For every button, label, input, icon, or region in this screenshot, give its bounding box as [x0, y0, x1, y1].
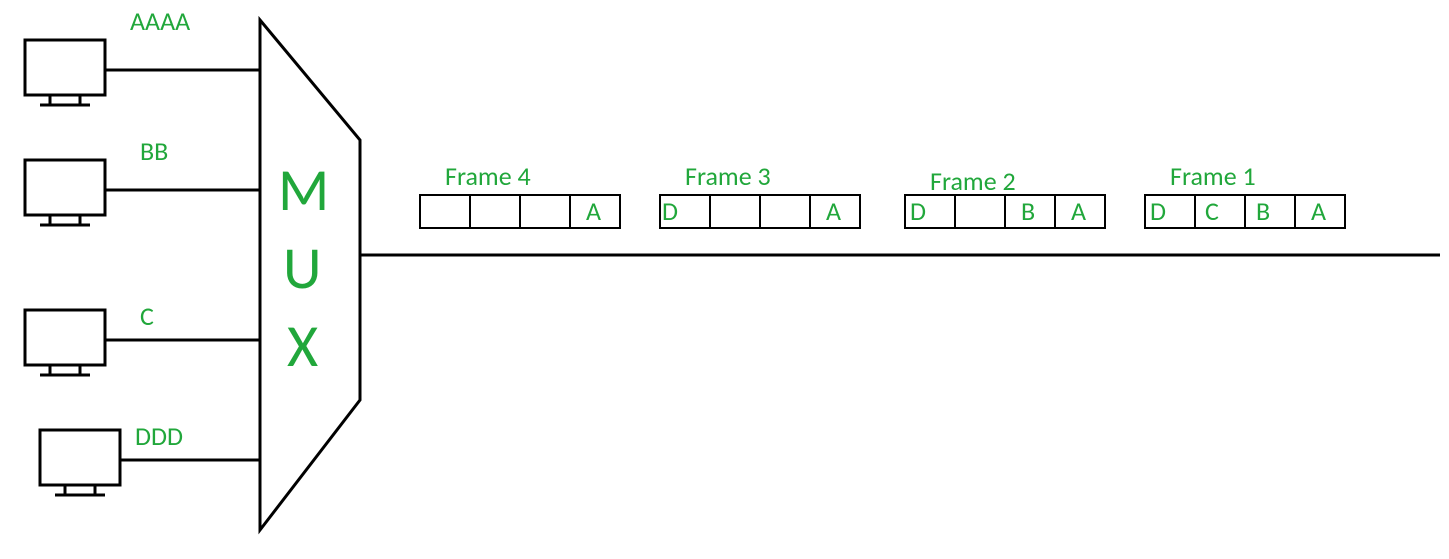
mux-label-x: X	[287, 310, 318, 383]
frame-label: Frame 3	[685, 160, 771, 192]
input-computer-d	[40, 430, 120, 495]
slot: A	[826, 195, 841, 227]
slot: D	[662, 195, 678, 227]
input-data-label-b: BB	[140, 135, 168, 167]
frame-label: Frame 1	[1170, 160, 1256, 192]
input-data-label-a: AAAA	[130, 5, 190, 37]
input-data-label-d: DDD	[135, 420, 183, 452]
frame-label: Frame 2	[930, 165, 1016, 197]
input-computer-b	[25, 160, 105, 225]
slot: A	[1311, 195, 1326, 227]
slot: A	[586, 195, 601, 227]
mux-label-u: U	[283, 232, 322, 305]
frame-4: Frame 4 A	[420, 160, 620, 228]
frame-1: Frame 1 D C B A	[1145, 160, 1345, 228]
slot: A	[1071, 195, 1086, 227]
input-computer-c	[25, 310, 105, 375]
slot: D	[910, 195, 926, 227]
slot: B	[1021, 195, 1035, 227]
frame-label: Frame 4	[445, 160, 531, 192]
tdm-diagram: AAAA BB C DDD M U X Frame 4 A Frame 3 D …	[0, 0, 1449, 559]
frame-2: Frame 2 D B A	[905, 165, 1105, 228]
mux-label-m: M	[278, 154, 329, 227]
slot: C	[1205, 195, 1219, 227]
input-computer-a	[25, 40, 105, 105]
frame-3: Frame 3 D A	[660, 160, 860, 228]
slot: B	[1256, 195, 1270, 227]
input-data-label-c: C	[140, 300, 154, 332]
slot: D	[1150, 195, 1166, 227]
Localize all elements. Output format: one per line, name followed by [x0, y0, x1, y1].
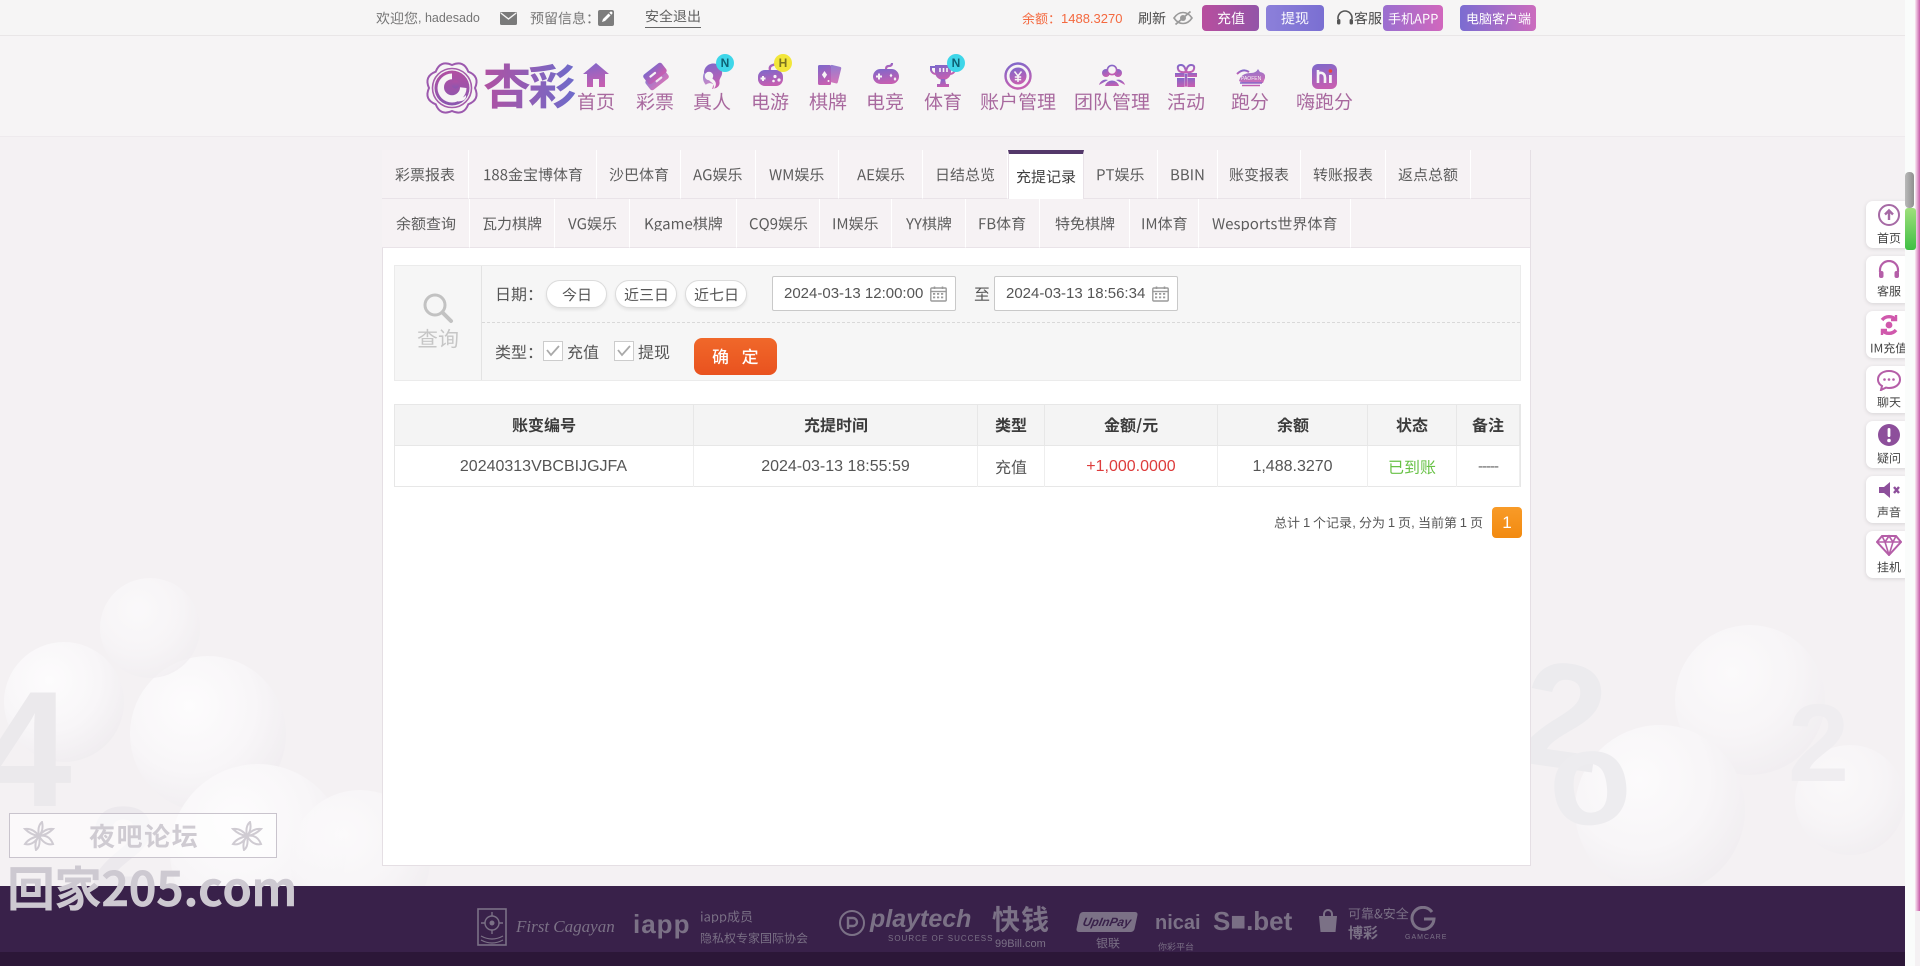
svg-text:PAOFEN: PAOFEN	[1241, 76, 1262, 82]
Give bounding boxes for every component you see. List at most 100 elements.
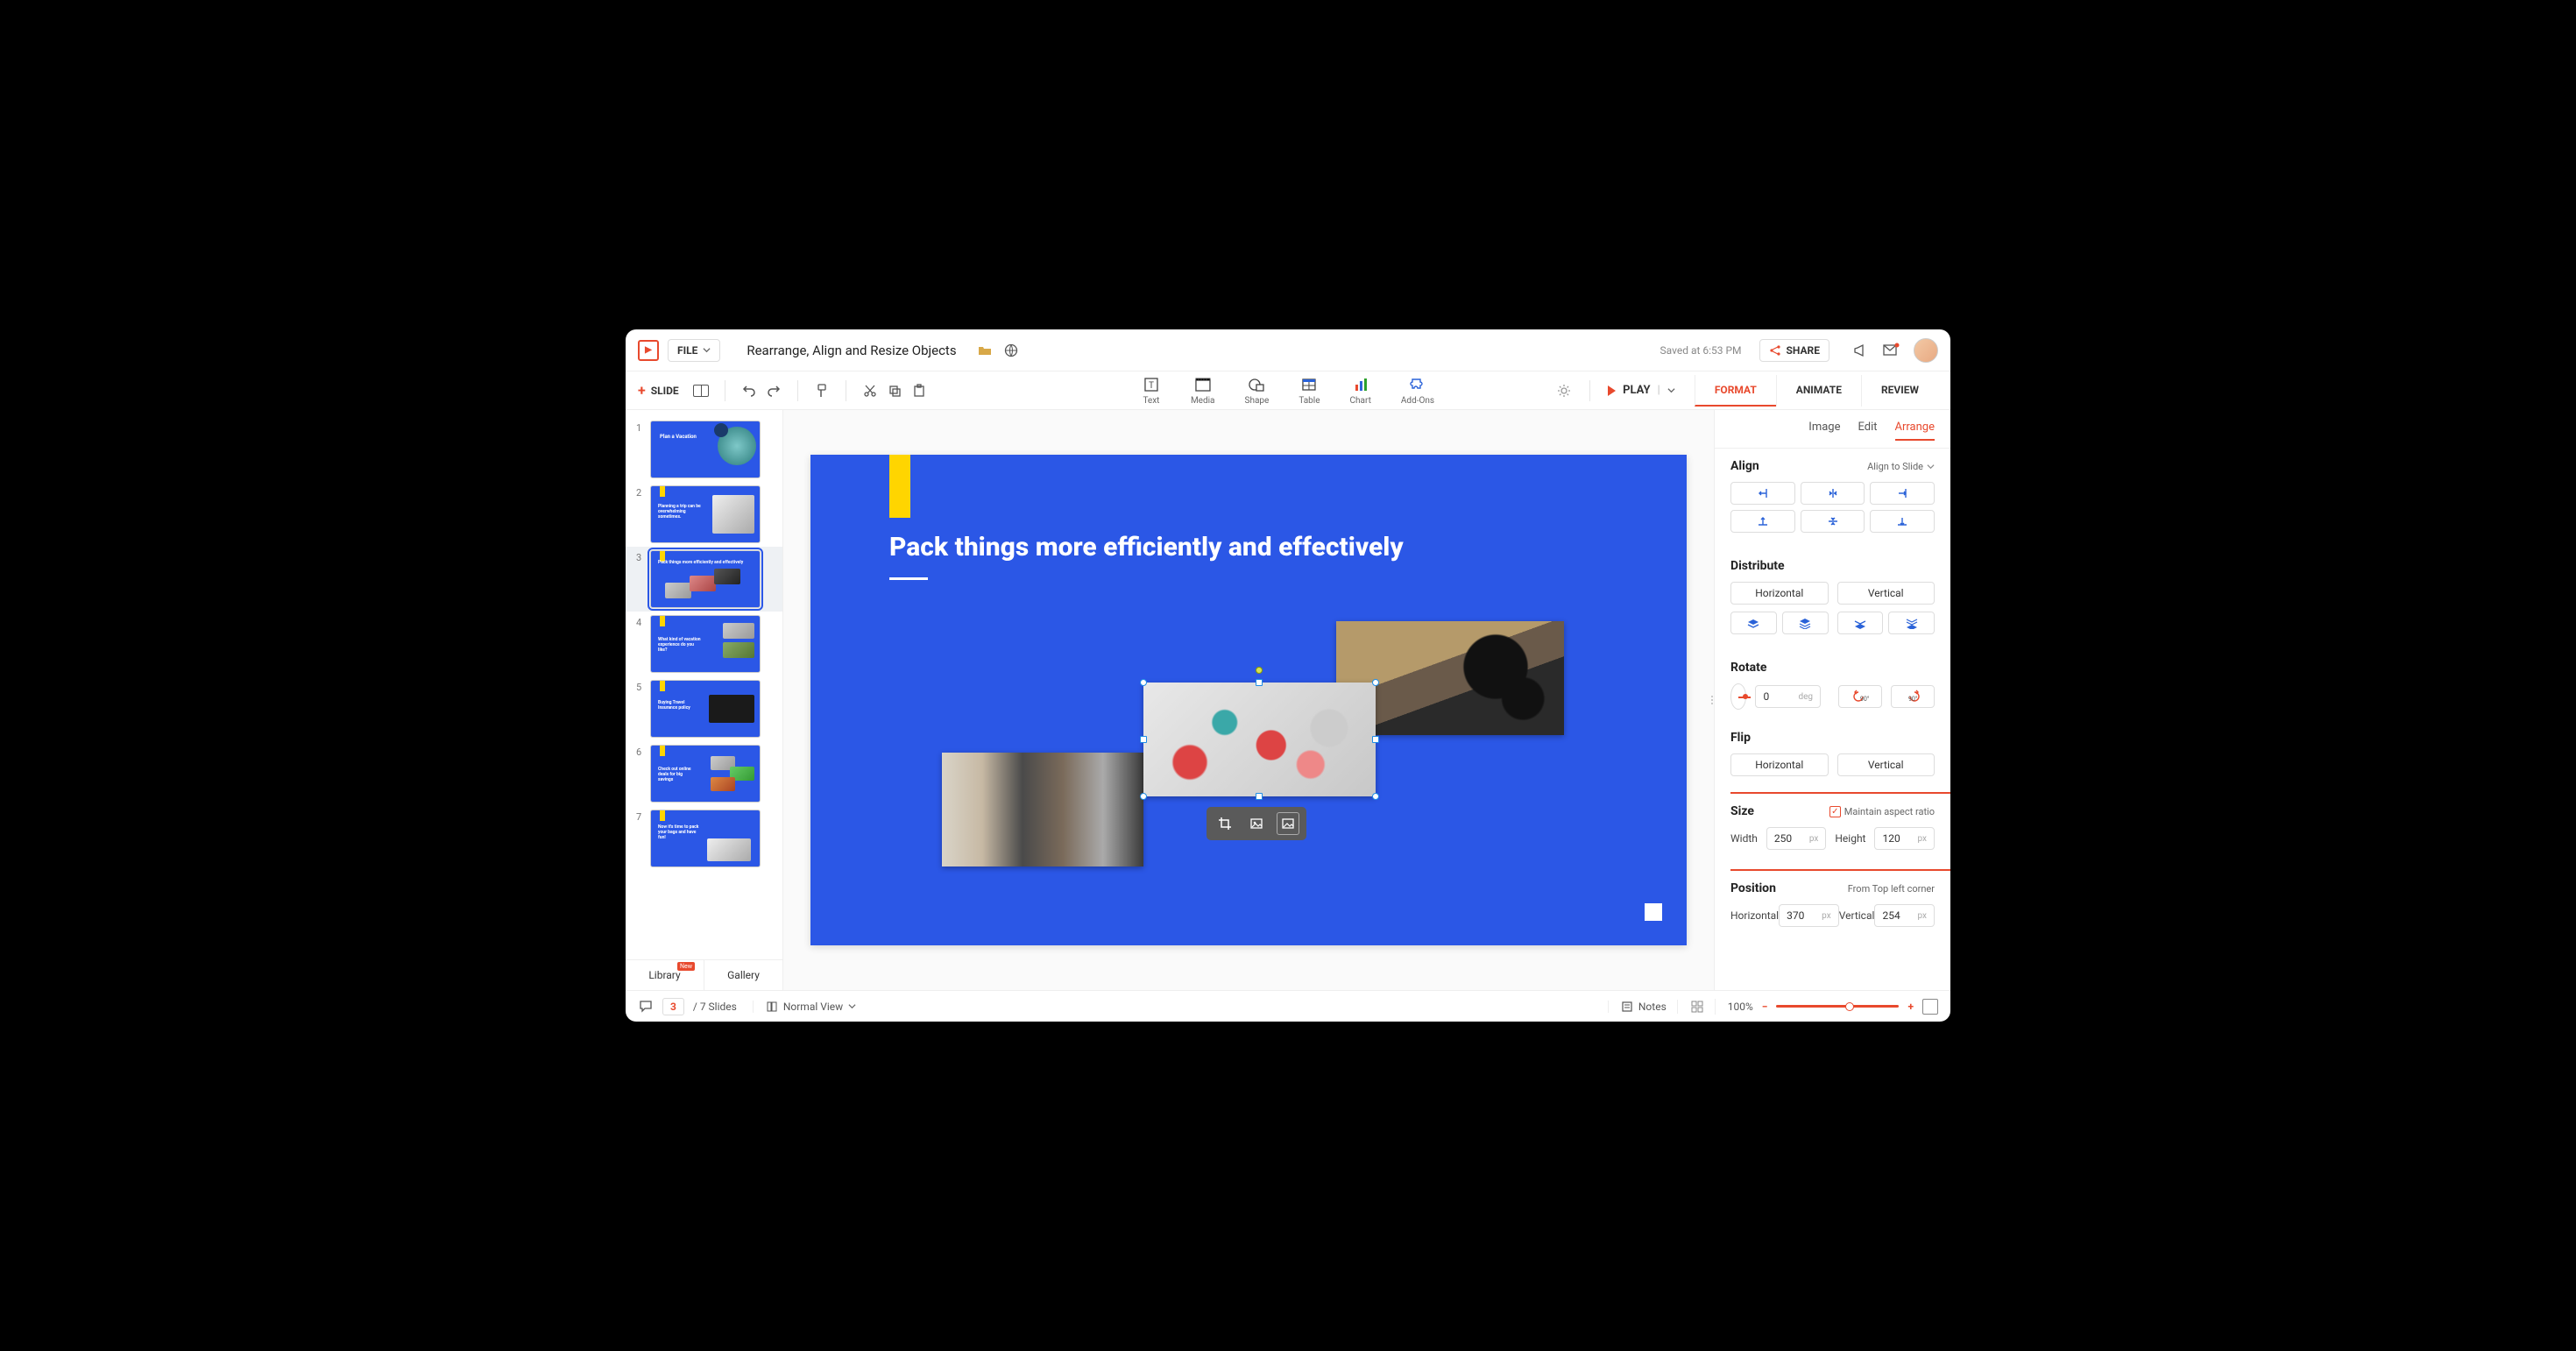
slide-thumbnail-7[interactable]: Now it's time to pack your bags and have… [650, 810, 761, 867]
maintain-aspect-toggle[interactable]: ✓ Maintain aspect ratio [1829, 806, 1935, 817]
add-slide-button[interactable]: + SLIDE [638, 382, 679, 399]
thumbnails-scroll[interactable]: 1 Plan a Vacation 2 Planning a trip can … [626, 410, 782, 959]
subtab-image[interactable]: Image [1808, 421, 1840, 441]
rotate-handle[interactable] [1256, 667, 1263, 674]
resize-handle-s[interactable] [1256, 793, 1263, 800]
align-mode-dropdown[interactable]: Align to Slide [1867, 461, 1935, 472]
align-center-h-button[interactable] [1801, 482, 1865, 505]
paste-button[interactable] [911, 383, 927, 399]
settings-button[interactable] [1556, 383, 1572, 399]
insert-addons-button[interactable]: Add-Ons [1401, 375, 1434, 406]
resize-handle-nw[interactable] [1140, 679, 1147, 686]
align-right-button[interactable] [1870, 482, 1935, 505]
panel-resize-handle[interactable] [1709, 683, 1714, 718]
zoom-out-button[interactable]: − [1762, 1001, 1768, 1013]
thumbnails-footer: Library New Gallery [626, 959, 782, 990]
play-button[interactable]: PLAY | [1608, 384, 1675, 397]
distribute-vertical-button[interactable]: Vertical [1837, 582, 1936, 605]
fit-to-screen-button[interactable] [1922, 999, 1938, 1015]
zoom-slider[interactable] [1776, 1005, 1899, 1008]
subtab-arrange[interactable]: Arrange [1895, 421, 1935, 441]
insert-text-button[interactable]: TText [1142, 375, 1161, 406]
thumbnail-row: 4 What kind of vacation experience do yo… [626, 612, 782, 676]
slide-thumbnail-2[interactable]: Planning a trip can be overwhelming some… [650, 485, 761, 543]
cut-button[interactable] [862, 383, 878, 399]
format-painter-button[interactable] [814, 383, 830, 399]
mail-icon[interactable] [1882, 343, 1900, 358]
gallery-tab[interactable]: Gallery [704, 960, 782, 990]
pos-h-input[interactable]: px [1779, 904, 1839, 927]
rotate-ccw-90-button[interactable]: 90° [1838, 685, 1882, 708]
slide-thumbnail-1[interactable]: Plan a Vacation [650, 421, 761, 478]
resize-handle-ne[interactable] [1372, 679, 1379, 686]
slide-canvas[interactable]: Pack things more efficiently and effecti… [810, 455, 1687, 945]
rotate-cw-90-button[interactable]: 90° [1891, 685, 1935, 708]
slide-thumbnail-3[interactable]: Pack things more efficiently and effecti… [650, 550, 761, 608]
document-title[interactable]: Rearrange, Align and Resize Objects [747, 343, 956, 358]
notes-button[interactable]: Notes [1608, 1001, 1667, 1013]
megaphone-icon[interactable] [1852, 343, 1868, 358]
bring-forward-button[interactable] [1730, 612, 1777, 634]
slide-title[interactable]: Pack things more efficiently and effecti… [889, 532, 1404, 562]
align-middle-v-button[interactable] [1801, 510, 1865, 533]
toolbar: + SLIDE TText Media Shape Table Chart Ad… [626, 371, 1950, 410]
rotate-dial[interactable] [1730, 683, 1746, 710]
resize-handle-sw[interactable] [1140, 793, 1147, 800]
flip-horizontal-button[interactable]: Horizontal [1730, 753, 1829, 776]
resize-handle-w[interactable] [1140, 736, 1147, 743]
width-input[interactable]: px [1766, 827, 1827, 850]
tab-animate[interactable]: ANIMATE [1776, 375, 1861, 407]
titlebar: ▶ FILE Rearrange, Align and Resize Objec… [626, 329, 1950, 371]
height-input[interactable]: px [1874, 827, 1935, 850]
insert-shape-button[interactable]: Shape [1245, 375, 1270, 406]
slide-image-clothes[interactable] [942, 753, 1143, 866]
library-tab[interactable]: Library New [626, 960, 704, 990]
comments-icon[interactable] [638, 999, 654, 1015]
send-to-back-button[interactable] [1888, 612, 1935, 634]
user-avatar[interactable] [1914, 338, 1938, 363]
subtab-edit[interactable]: Edit [1858, 421, 1878, 441]
resize-handle-se[interactable] [1372, 793, 1379, 800]
tab-review[interactable]: REVIEW [1861, 375, 1938, 407]
pos-v-input[interactable]: px [1874, 904, 1935, 927]
crop-button[interactable] [1214, 812, 1236, 835]
redo-button[interactable] [766, 383, 782, 399]
tab-format[interactable]: FORMAT [1695, 375, 1776, 407]
file-menu-button[interactable]: FILE [668, 339, 720, 362]
image-options-button[interactable] [1277, 812, 1299, 835]
distribute-horizontal-button[interactable]: Horizontal [1730, 582, 1829, 605]
folder-icon[interactable] [978, 343, 992, 357]
slide-image-pills-selected[interactable] [1143, 683, 1376, 796]
resize-handle-e[interactable] [1372, 736, 1379, 743]
canvas-column: Pack things more efficiently and effecti… [783, 410, 1714, 990]
resize-handle-n[interactable] [1256, 679, 1263, 686]
align-bottom-button[interactable] [1870, 510, 1935, 533]
slide-thumbnail-4[interactable]: What kind of vacation experience do you … [650, 615, 761, 673]
insert-media-button[interactable]: Media [1191, 375, 1215, 406]
show-grid-icon[interactable] [1677, 1000, 1704, 1014]
view-mode-dropdown[interactable]: Normal View [753, 1001, 856, 1013]
copy-button[interactable] [887, 383, 902, 399]
bring-to-front-button[interactable] [1782, 612, 1829, 634]
undo-button[interactable] [741, 383, 757, 399]
rotate-value-input[interactable]: deg [1755, 685, 1821, 708]
slide-thumbnail-5[interactable]: Buying Travel Insurance policy [650, 680, 761, 738]
thumb-number: 3 [636, 550, 645, 563]
send-backward-button[interactable] [1837, 612, 1884, 634]
layout-button[interactable] [693, 385, 709, 397]
replace-image-button[interactable] [1245, 812, 1268, 835]
insert-table-button[interactable]: Table [1299, 375, 1320, 406]
format-panel: Image Edit Arrange Align Align to Slide [1714, 410, 1950, 990]
zoom-in-button[interactable]: + [1907, 1001, 1914, 1013]
canvas-wrap[interactable]: Pack things more efficiently and effecti… [783, 410, 1714, 990]
current-slide-number[interactable]: 3 [662, 998, 684, 1015]
slide-thumbnail-6[interactable]: Check out online deals for big savings [650, 745, 761, 803]
zoom-value[interactable]: 100% [1728, 1001, 1753, 1013]
thumbnail-row: 3 Pack things more efficiently and effec… [626, 547, 782, 612]
align-top-button[interactable] [1730, 510, 1795, 533]
insert-chart-button[interactable]: Chart [1350, 375, 1371, 406]
flip-vertical-button[interactable]: Vertical [1837, 753, 1936, 776]
align-left-button[interactable] [1730, 482, 1795, 505]
share-button[interactable]: SHARE [1759, 339, 1829, 362]
globe-icon[interactable] [1004, 343, 1018, 357]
┄┄┄┄┄┄┄┄┄┄
Written instruction:
Swap "frame-label" for "frame-caption" in the listing lines starting at the line containing "310, 318, 383]" and ending at the line containing "160, 1256, 192]". Give back only those lines, with nothing else changed.

Response to the exercise:
mux-label-x: X	[287, 310, 318, 383]
frame-caption: Frame 3	[685, 160, 771, 192]
input-computer-d	[40, 430, 120, 495]
slot: A	[826, 195, 841, 227]
slot: D	[662, 195, 678, 227]
input-data-label-b: BB	[140, 135, 168, 167]
frame-caption: Frame 1	[1170, 160, 1256, 192]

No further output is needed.